§ Die Aufgabe:
Beantworte anhand des Textes zur Villa Berg diese Fragen:
(a) Mit wem zusammen entstand der Entwurf der Abschlussarbeit?
(b) Bei welchem Professor wurde die Arbeit angefertigt?
(c) Von wann bis wann dauerte das erste gemeinsame Treffen im Park am 24.10.22?

§ Quelle:
■ ■ ■ ■
Kulturzentrum
Villa Berg


Meine Abschlussarbeit (B.Sc.) entwarf ich im Tandem mit
Judith Leonhard.

Am IÖB - Insitut für Öffentliche Bauten bei Prof. Alexander Schwarz galt es, die brachliegende Villa Berg neu zu denken als Haus für Musik und mehr. Dabei war der Villa Berg Park und der städtische Kontext dringend zu berücksichtigen.

Wir widmeten uns dem Entwurf mit Blick auf ein mögliches Gleichgewicht, das zwischen Kulturell und Naturell entstehen könnte.

der erste eindruck

Montag, 24.10.22 - 11:48 bis 15:56 Uhr

Nach einem morgendlichen Gewitter treffen wir uns das erste Mal gemeinsam im Villa Berg Park. Die Blätter vom Winde verweht, die Pfützen sind bauchig, trüb und verteilt durch den ganzen Park. Es ist aufgeklart nach dem Gewitter-Start in die Woche. Mittlerweile schaffen es vereinzelt Sonnenstrahlen durch das Grau, angenehm ist es.
■ ■ ■ ■
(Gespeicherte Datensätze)

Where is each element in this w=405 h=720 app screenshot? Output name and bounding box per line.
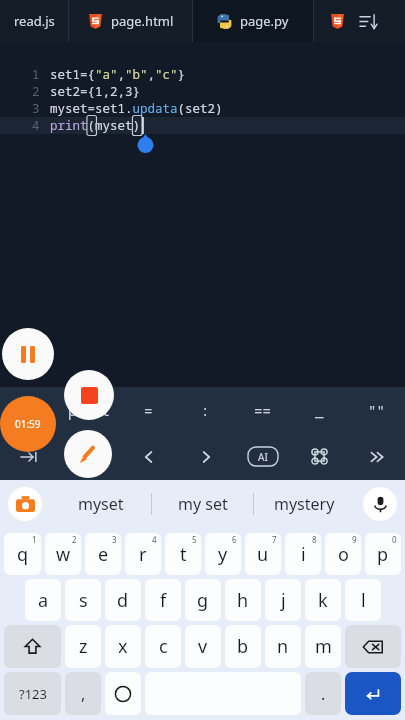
button[interactable]: "" [348, 387, 405, 433]
button[interactable]: page.html [69, 0, 192, 42]
staticText: == [254, 401, 271, 420]
staticText: k [318, 588, 328, 613]
staticText: f [160, 588, 167, 613]
button[interactable]: j [265, 579, 301, 621]
staticText: set2={1,2,3} [50, 83, 141, 100]
staticText: 3 [32, 100, 40, 117]
staticText: . [321, 683, 326, 705]
button[interactable]: Tab [0, 433, 57, 480]
staticText: 3 [112, 534, 117, 545]
staticText: 7 [272, 534, 277, 545]
button[interactable]: Period [305, 672, 341, 715]
button[interactable]: h [225, 579, 261, 621]
other: AI assistant [248, 447, 278, 466]
button[interactable]: == [234, 387, 291, 433]
button[interactable]: v [185, 625, 221, 668]
button[interactable]: q [4, 533, 41, 575]
button[interactable]: a [25, 579, 61, 621]
button[interactable]: m [305, 625, 341, 668]
button[interactable]: my set [152, 480, 253, 528]
button[interactable]: i [285, 533, 321, 575]
button[interactable]: myset [50, 480, 151, 528]
staticText: y [218, 542, 228, 567]
staticText: 6 [232, 534, 237, 545]
button[interactable]: Arrow [177, 433, 234, 480]
button[interactable]: Braces [0, 387, 57, 433]
button[interactable]: Command [291, 433, 348, 480]
button[interactable]: Stop [64, 370, 114, 420]
staticText: 8 [312, 534, 317, 545]
button[interactable]: l [345, 579, 381, 621]
staticText: read.js [14, 12, 55, 30]
button[interactable]: More [348, 433, 405, 480]
button[interactable]: Timer 01:59 [0, 396, 56, 452]
staticText: x [118, 634, 128, 659]
button[interactable]: n [265, 625, 301, 668]
staticText: v [198, 634, 208, 659]
staticText: r [139, 542, 147, 567]
other: Arrow [196, 447, 216, 467]
staticText: u [257, 542, 269, 567]
button[interactable]: y [205, 533, 241, 575]
button[interactable]: t [165, 533, 201, 575]
staticText: c [159, 634, 168, 659]
button[interactable]: Arrow [57, 433, 120, 480]
button[interactable]: u [245, 533, 281, 575]
button[interactable]: page.py [193, 0, 313, 42]
button[interactable]: e [85, 533, 121, 575]
button[interactable]: r [125, 533, 161, 575]
button[interactable]: Pause [2, 328, 54, 380]
button[interactable]: p [365, 533, 401, 575]
button[interactable]: HTML file [324, 8, 350, 34]
staticText: page.html [111, 12, 174, 30]
staticText: q [17, 542, 29, 567]
button[interactable]: read.js [0, 0, 68, 42]
staticText: b [237, 634, 249, 659]
button[interactable]: Comma [65, 672, 101, 715]
button[interactable]: _ [291, 387, 348, 433]
button[interactable]: Backspace [345, 625, 401, 668]
staticText: n [277, 634, 289, 659]
button[interactable]: Brush [64, 430, 112, 478]
button[interactable]: Toolbox [0, 480, 50, 528]
button[interactable]: Sort [354, 7, 382, 35]
button[interactable]: g [185, 579, 221, 621]
button[interactable]: b [225, 625, 261, 668]
button[interactable]: w [45, 533, 81, 575]
button[interactable]: f [145, 579, 181, 621]
other: Arrow [79, 447, 99, 467]
staticText: g [197, 588, 209, 613]
staticText: 0 [392, 534, 397, 545]
staticText: e [98, 542, 109, 567]
button[interactable]: s [65, 579, 101, 621]
button[interactable]: k [305, 579, 341, 621]
button[interactable]: : [177, 387, 234, 433]
staticText: my set [178, 493, 228, 515]
button[interactable] [105, 672, 141, 715]
button[interactable]: Shift [4, 625, 61, 668]
button[interactable]: AI assistant [234, 433, 291, 480]
staticText: page.py [240, 12, 289, 30]
staticText: l [361, 588, 366, 613]
button[interactable]: Symbols [4, 672, 61, 715]
button[interactable]: c [145, 625, 181, 668]
staticText: print(myset) [50, 117, 141, 134]
button[interactable]: mystery [254, 480, 355, 528]
button[interactable]: print [57, 387, 120, 433]
staticText: set1={"a","b","c"} [50, 66, 186, 83]
button[interactable]: Voice input [355, 480, 405, 528]
staticText: 2 [72, 534, 77, 545]
button[interactable]: o [325, 533, 361, 575]
staticText: m [315, 634, 332, 659]
button[interactable]: Arrow [120, 433, 177, 480]
staticText: i [301, 542, 306, 567]
button[interactable]: = [120, 387, 177, 433]
button[interactable]: d [105, 579, 141, 621]
staticText: 4 [32, 117, 40, 134]
staticText: s [79, 588, 88, 613]
button[interactable]: Enter [345, 672, 401, 715]
button[interactable]: x [105, 625, 141, 668]
button[interactable]: z [65, 625, 101, 668]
■ ■ ■ ■
§ Lösung:
(a) Mit Judith Leonhard
(b) Bei Prof. Alexander Schwarz
(c) Von 11:48 bis 15:56 Uhr